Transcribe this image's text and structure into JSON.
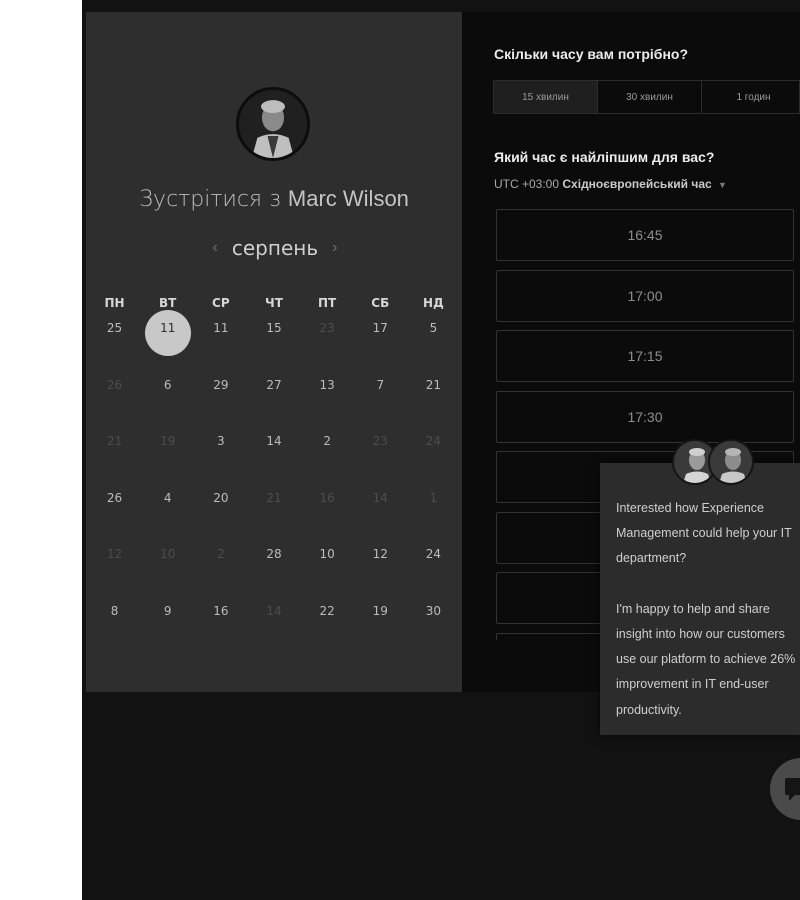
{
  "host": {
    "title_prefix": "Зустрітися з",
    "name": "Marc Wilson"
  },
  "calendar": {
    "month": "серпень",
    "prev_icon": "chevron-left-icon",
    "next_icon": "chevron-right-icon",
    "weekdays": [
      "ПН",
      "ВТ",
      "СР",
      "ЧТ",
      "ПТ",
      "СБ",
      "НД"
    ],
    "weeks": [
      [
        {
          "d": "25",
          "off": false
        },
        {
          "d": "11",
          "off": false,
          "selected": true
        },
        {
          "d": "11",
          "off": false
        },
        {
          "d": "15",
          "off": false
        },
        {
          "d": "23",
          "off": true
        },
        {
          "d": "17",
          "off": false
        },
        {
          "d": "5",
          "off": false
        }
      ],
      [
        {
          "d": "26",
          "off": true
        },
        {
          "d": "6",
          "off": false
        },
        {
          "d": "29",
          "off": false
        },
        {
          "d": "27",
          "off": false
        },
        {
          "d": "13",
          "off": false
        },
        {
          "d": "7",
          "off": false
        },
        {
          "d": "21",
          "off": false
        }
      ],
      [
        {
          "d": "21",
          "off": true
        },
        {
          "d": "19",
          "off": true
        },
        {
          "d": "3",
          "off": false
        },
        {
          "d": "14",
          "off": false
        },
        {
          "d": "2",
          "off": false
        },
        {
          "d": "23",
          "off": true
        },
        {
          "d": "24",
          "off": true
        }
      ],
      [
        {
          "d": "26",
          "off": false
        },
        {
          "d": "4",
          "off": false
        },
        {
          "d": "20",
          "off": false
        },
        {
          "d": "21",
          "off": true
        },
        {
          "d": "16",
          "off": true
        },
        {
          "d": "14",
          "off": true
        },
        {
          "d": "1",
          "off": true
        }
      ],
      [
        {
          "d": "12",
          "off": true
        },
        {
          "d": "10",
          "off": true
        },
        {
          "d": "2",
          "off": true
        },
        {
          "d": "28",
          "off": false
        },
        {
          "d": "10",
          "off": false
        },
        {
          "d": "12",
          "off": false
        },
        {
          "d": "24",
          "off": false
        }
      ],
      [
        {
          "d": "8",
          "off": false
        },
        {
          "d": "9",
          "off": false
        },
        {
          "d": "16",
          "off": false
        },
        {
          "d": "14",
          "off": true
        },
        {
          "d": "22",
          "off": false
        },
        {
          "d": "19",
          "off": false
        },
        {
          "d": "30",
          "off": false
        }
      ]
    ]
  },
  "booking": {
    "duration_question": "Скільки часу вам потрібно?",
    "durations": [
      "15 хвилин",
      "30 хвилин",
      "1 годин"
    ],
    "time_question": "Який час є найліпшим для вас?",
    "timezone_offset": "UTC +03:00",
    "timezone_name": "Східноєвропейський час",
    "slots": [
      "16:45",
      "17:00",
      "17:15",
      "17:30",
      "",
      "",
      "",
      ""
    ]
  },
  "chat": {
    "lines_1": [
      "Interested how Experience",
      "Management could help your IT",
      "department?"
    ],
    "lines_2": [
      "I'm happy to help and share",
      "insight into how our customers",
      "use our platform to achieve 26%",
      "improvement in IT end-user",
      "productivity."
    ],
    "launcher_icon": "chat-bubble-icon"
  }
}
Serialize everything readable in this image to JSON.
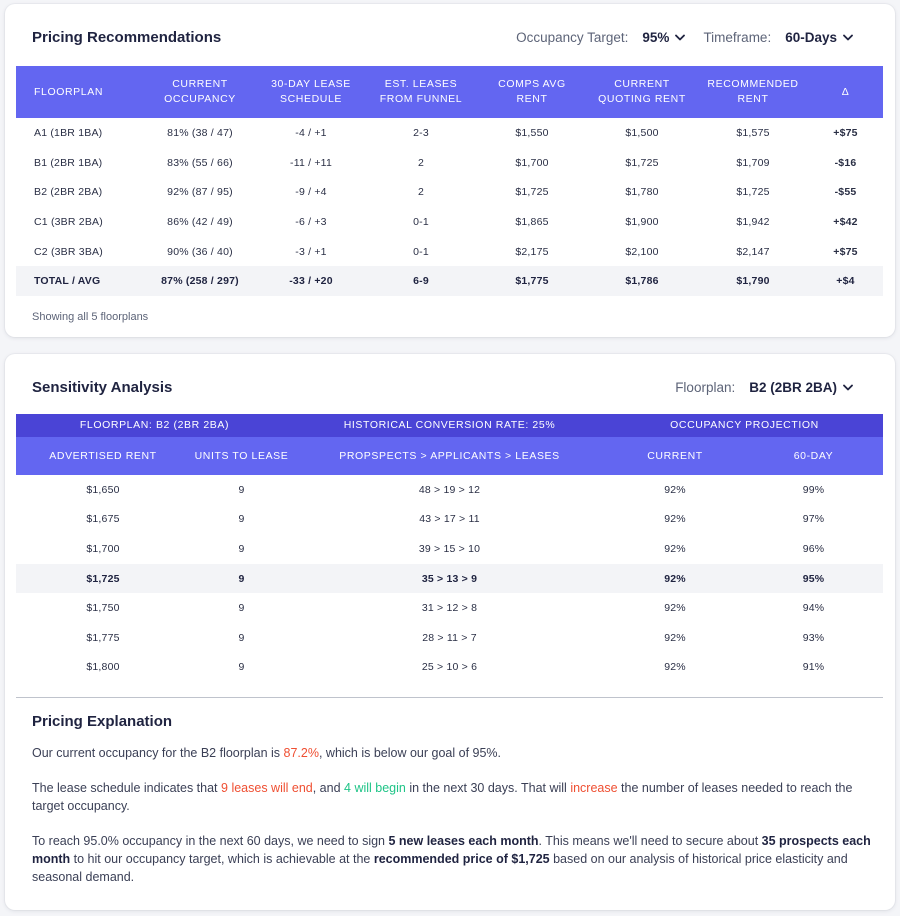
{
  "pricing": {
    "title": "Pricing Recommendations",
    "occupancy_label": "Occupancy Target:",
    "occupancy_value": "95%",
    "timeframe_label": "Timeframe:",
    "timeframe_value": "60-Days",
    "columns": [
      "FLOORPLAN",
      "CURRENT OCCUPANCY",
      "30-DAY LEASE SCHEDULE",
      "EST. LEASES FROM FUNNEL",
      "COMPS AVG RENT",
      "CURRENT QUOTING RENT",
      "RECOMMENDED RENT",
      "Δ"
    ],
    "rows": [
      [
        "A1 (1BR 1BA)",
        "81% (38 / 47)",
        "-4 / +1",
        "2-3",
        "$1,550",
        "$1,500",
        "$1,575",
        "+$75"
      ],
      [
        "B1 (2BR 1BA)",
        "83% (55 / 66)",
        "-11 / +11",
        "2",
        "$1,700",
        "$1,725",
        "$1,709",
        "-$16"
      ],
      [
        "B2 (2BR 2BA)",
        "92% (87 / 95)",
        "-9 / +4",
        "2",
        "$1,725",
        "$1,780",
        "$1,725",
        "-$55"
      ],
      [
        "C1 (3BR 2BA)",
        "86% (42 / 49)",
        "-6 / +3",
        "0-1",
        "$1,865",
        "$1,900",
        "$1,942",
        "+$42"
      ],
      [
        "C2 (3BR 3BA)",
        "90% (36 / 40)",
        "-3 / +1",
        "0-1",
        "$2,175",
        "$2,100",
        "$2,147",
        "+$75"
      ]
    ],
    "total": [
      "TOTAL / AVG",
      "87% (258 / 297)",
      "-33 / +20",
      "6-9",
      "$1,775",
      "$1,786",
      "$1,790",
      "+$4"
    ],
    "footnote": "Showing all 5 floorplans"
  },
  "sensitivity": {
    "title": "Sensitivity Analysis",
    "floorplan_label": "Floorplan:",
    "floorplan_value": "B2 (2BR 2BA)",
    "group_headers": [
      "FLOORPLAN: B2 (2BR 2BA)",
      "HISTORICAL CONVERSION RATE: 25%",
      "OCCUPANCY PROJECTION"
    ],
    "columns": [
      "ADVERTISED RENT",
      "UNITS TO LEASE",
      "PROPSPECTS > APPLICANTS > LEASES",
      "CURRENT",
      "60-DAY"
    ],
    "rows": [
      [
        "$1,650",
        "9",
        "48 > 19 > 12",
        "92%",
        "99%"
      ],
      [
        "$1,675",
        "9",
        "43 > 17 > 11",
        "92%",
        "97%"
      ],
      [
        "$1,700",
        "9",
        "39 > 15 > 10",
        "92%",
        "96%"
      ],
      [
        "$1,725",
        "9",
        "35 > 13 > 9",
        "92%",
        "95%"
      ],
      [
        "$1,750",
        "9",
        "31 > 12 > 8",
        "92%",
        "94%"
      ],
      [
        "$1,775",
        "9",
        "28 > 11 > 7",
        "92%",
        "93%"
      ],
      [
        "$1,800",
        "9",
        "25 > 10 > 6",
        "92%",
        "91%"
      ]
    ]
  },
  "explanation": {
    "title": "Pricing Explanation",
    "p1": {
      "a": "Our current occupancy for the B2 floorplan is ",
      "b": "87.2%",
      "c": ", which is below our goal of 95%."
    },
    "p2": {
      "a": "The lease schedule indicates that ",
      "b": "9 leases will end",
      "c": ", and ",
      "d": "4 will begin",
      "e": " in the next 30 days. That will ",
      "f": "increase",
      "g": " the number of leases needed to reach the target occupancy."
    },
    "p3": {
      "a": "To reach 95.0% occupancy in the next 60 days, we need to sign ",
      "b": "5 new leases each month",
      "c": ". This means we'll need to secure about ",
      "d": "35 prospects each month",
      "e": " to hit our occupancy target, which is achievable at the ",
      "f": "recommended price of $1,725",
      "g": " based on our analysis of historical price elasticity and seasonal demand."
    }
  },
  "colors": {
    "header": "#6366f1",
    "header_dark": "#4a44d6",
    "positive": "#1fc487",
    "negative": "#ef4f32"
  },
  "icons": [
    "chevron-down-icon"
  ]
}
==
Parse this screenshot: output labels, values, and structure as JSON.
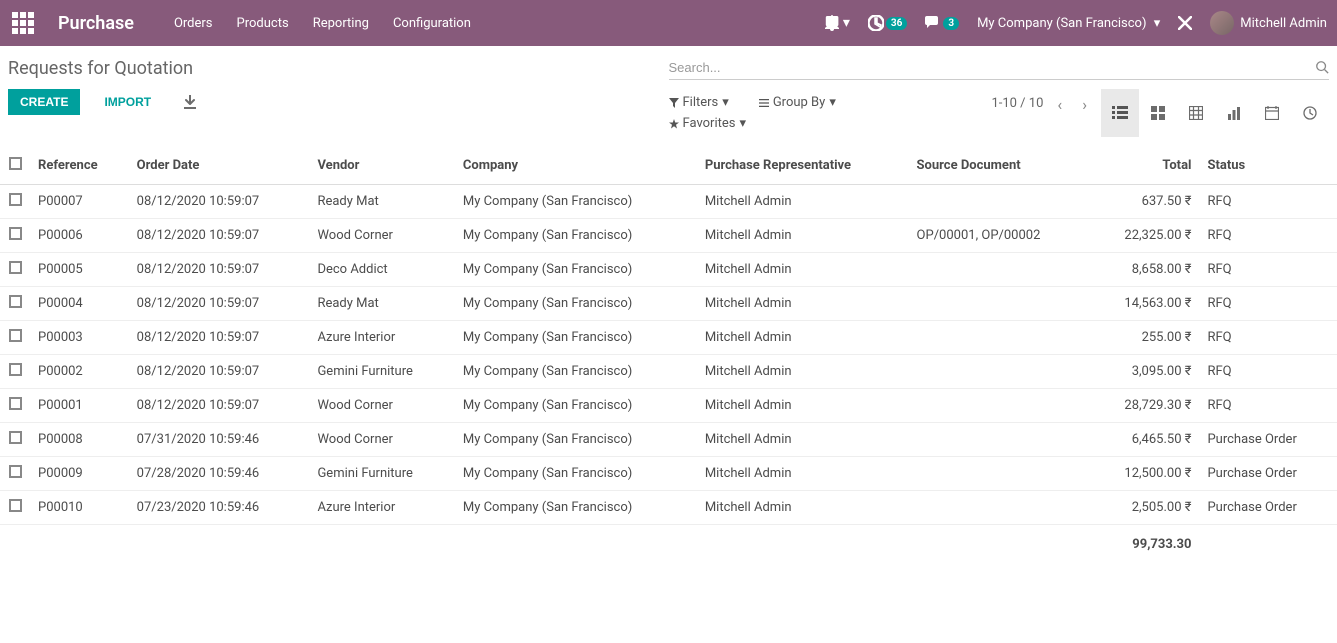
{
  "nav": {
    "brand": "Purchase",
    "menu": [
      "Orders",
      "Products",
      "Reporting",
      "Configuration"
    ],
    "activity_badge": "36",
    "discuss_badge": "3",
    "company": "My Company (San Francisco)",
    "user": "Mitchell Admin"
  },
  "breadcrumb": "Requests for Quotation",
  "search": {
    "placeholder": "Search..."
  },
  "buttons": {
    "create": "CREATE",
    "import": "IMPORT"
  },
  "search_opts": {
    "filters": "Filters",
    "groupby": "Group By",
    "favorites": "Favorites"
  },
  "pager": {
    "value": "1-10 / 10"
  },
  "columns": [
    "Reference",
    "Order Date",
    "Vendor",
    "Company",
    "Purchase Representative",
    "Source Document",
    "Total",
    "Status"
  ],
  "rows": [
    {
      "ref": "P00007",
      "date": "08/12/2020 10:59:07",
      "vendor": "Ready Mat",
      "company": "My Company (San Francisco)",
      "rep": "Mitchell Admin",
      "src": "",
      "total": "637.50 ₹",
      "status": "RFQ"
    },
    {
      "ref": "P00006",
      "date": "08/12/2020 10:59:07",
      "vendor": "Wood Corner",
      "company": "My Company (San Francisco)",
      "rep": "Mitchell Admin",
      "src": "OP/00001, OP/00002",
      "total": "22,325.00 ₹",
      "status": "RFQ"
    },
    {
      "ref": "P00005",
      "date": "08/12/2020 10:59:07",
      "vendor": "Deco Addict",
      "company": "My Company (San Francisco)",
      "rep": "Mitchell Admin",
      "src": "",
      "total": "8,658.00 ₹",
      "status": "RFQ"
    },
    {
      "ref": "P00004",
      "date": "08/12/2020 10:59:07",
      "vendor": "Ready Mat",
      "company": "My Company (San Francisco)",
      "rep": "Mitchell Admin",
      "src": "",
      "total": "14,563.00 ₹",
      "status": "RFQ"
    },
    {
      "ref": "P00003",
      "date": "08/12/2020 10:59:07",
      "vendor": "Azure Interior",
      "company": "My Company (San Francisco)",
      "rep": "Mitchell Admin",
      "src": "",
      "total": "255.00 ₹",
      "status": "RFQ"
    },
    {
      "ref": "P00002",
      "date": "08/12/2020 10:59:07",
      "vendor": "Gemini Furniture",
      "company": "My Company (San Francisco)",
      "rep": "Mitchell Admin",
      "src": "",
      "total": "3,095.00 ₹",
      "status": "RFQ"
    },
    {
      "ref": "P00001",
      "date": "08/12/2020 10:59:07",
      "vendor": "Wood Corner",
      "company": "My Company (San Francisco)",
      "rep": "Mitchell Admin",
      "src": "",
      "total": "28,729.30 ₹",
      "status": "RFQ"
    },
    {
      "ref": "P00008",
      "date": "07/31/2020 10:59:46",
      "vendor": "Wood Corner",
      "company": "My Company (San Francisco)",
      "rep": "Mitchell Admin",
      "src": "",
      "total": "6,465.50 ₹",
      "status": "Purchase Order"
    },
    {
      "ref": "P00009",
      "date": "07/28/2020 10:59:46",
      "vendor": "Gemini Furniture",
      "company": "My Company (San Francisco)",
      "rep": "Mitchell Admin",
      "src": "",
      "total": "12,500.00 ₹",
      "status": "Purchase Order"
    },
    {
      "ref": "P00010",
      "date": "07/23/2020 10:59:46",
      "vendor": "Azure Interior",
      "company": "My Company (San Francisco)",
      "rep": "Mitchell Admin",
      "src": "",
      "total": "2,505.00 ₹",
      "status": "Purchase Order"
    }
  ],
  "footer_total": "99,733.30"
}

## Task requirements
Your task is to list each line of the records with the word "structure".

## Reply
Transcribe this image's text and structure into JSON.
Parse this screenshot: output labels, values, and structure as JSON.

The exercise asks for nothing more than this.